Requirement: Repeat every line exactly, keeping the pictures out of the copy.

<<<<

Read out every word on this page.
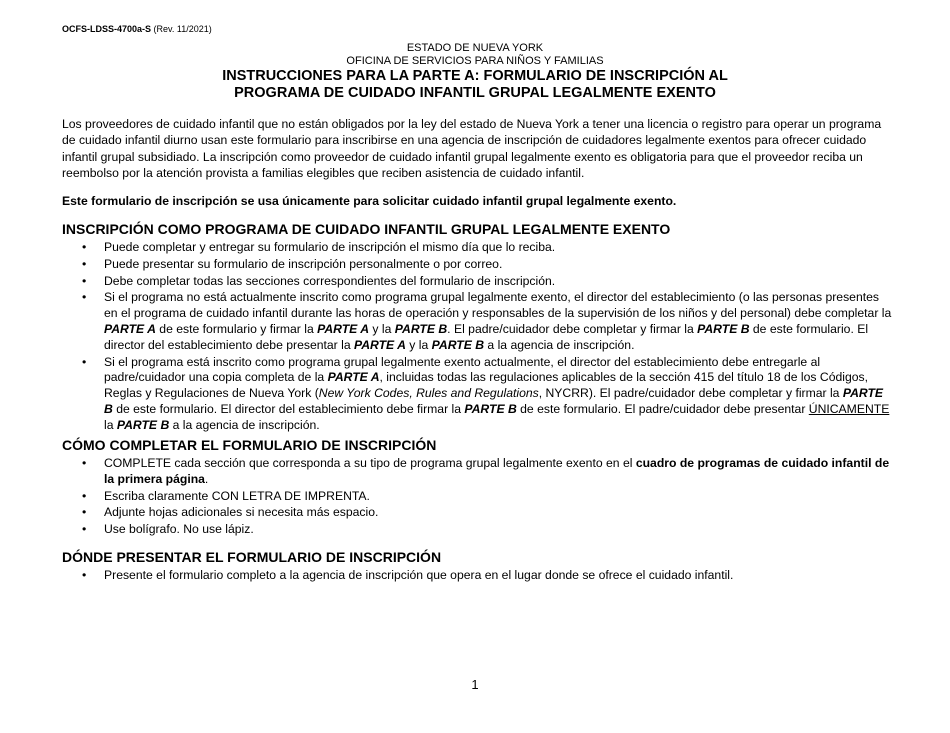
OCFS-LDSS-4700a-S (Rev. 11/2021)
ESTADO DE NUEVA YORK
OFICINA DE SERVICIOS PARA NIÑOS Y FAMILIAS
INSTRUCCIONES PARA LA PARTE A: FORMULARIO DE INSCRIPCIÓN AL
PROGRAMA DE CUIDADO INFANTIL GRUPAL LEGALMENTE EXENTO
Los proveedores de cuidado infantil que no están obligados por la ley del estado de Nueva York a tener una licencia o registro para operar un programa de cuidado infantil diurno usan este formulario para inscribirse en una agencia de inscripción de cuidadores legalmente exentos para ofrecer cuidado infantil grupal subsidiado. La inscripción como proveedor de cuidado infantil grupal legalmente exento es obligatoria para que el proveedor reciba un reembolso por la atención provista a familias elegibles que reciben asistencia de cuidado infantil.
Este formulario de inscripción se usa únicamente para solicitar cuidado infantil grupal legalmente exento.
INSCRIPCIÓN COMO PROGRAMA DE CUIDADO INFANTIL GRUPAL LEGALMENTE EXENTO
• Puede completar y entregar su formulario de inscripción el mismo día que lo reciba.
• Puede presentar su formulario de inscripción personalmente o por correo.
• Debe completar todas las secciones correspondientes del formulario de inscripción.
• Si el programa no está actualmente inscrito como programa grupal legalmente exento, el director del establecimiento (o las personas presentes en el programa de cuidado infantil durante las horas de operación y responsables de la supervisión de los niños y del personal) debe completar la PARTE A de este formulario y firmar la PARTE A y la PARTE B. El padre/cuidador debe completar y firmar la PARTE B de este formulario. El director del establecimiento debe presentar la PARTE A y la PARTE B a la agencia de inscripción.
• Si el programa está inscrito como programa grupal legalmente exento actualmente, el director del establecimiento debe entregarle al padre/cuidador una copia completa de la PARTE A, incluidas todas las regulaciones aplicables de la sección 415 del título 18 de los Códigos, Reglas y Regulaciones de Nueva York (New York Codes, Rules and Regulations, NYCRR). El padre/cuidador debe completar y firmar la PARTE B de este formulario. El director del establecimiento debe firmar la PARTE B de este formulario. El padre/cuidador debe presentar ÚNICAMENTE la PARTE B a la agencia de inscripción.
CÓMO COMPLETAR EL FORMULARIO DE INSCRIPCIÓN
• COMPLETE cada sección que corresponda a su tipo de programa grupal legalmente exento en el cuadro de programas de cuidado infantil de la primera página.
• Escriba claramente CON LETRA DE IMPRENTA.
• Adjunte hojas adicionales si necesita más espacio.
• Use bolígrafo. No use lápiz.
DÓNDE PRESENTAR EL FORMULARIO DE INSCRIPCIÓN
• Presente el formulario completo a la agencia de inscripción que opera en el lugar donde se ofrece el cuidado infantil.
1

>>>>

Task answer:
Read out every word on this page.
OCFS-LDSS-4700a-S (Rev. 11/2021)
ESTADO DE NUEVA YORK
OFICINA DE SERVICIOS PARA NIÑOS Y FAMILIAS
INSTRUCCIONES PARA LA PARTE A: FORMULARIO DE INSCRIPCIÓN AL
PROGRAMA DE CUIDADO INFANTIL GRUPAL LEGALMENTE EXENTO
Los proveedores de cuidado infantil que no están obligados por la ley del estado de Nueva York a tener una licencia o registro para operar un programa de cuidado infantil diurno usan este formulario para inscribirse en una agencia de inscripción de cuidadores legalmente exentos para ofrecer cuidado infantil grupal subsidiado. La inscripción como proveedor de cuidado infantil grupal legalmente exento es obligatoria para que el proveedor reciba un reembolso por la atención provista a familias elegibles que reciben asistencia de cuidado infantil.
Este formulario de inscripción se usa únicamente para solicitar cuidado infantil grupal legalmente exento.
INSCRIPCIÓN COMO PROGRAMA DE CUIDADO INFANTIL GRUPAL LEGALMENTE EXENTO
• Puede completar y entregar su formulario de inscripción el mismo día que lo reciba.
• Puede presentar su formulario de inscripción personalmente o por correo.
• Debe completar todas las secciones correspondientes del formulario de inscripción.
• Si el programa no está actualmente inscrito como programa grupal legalmente exento, el director del establecimiento (o las personas presentes en el programa de cuidado infantil durante las horas de operación y responsables de la supervisión de los niños y del personal) debe completar la PARTE A de este formulario y firmar la PARTE A y la PARTE B. El padre/cuidador debe completar y firmar la PARTE B de este formulario. El director del establecimiento debe presentar la PARTE A y la PARTE B a la agencia de inscripción.
• Si el programa está inscrito como programa grupal legalmente exento actualmente, el director del establecimiento debe entregarle al padre/cuidador una copia completa de la PARTE A, incluidas todas las regulaciones aplicables de la sección 415 del título 18 de los Códigos, Reglas y Regulaciones de Nueva York (New York Codes, Rules and Regulations, NYCRR). El padre/cuidador debe completar y firmar la PARTE B de este formulario. El director del establecimiento debe firmar la PARTE B de este formulario. El padre/cuidador debe presentar ÚNICAMENTE la PARTE B a la agencia de inscripción.
CÓMO COMPLETAR EL FORMULARIO DE INSCRIPCIÓN
• COMPLETE cada sección que corresponda a su tipo de programa grupal legalmente exento en el cuadro de programas de cuidado infantil de la primera página.
• Escriba claramente CON LETRA DE IMPRENTA.
• Adjunte hojas adicionales si necesita más espacio.
• Use bolígrafo. No use lápiz.
DÓNDE PRESENTAR EL FORMULARIO DE INSCRIPCIÓN
• Presente el formulario completo a la agencia de inscripción que opera en el lugar donde se ofrece el cuidado infantil.
1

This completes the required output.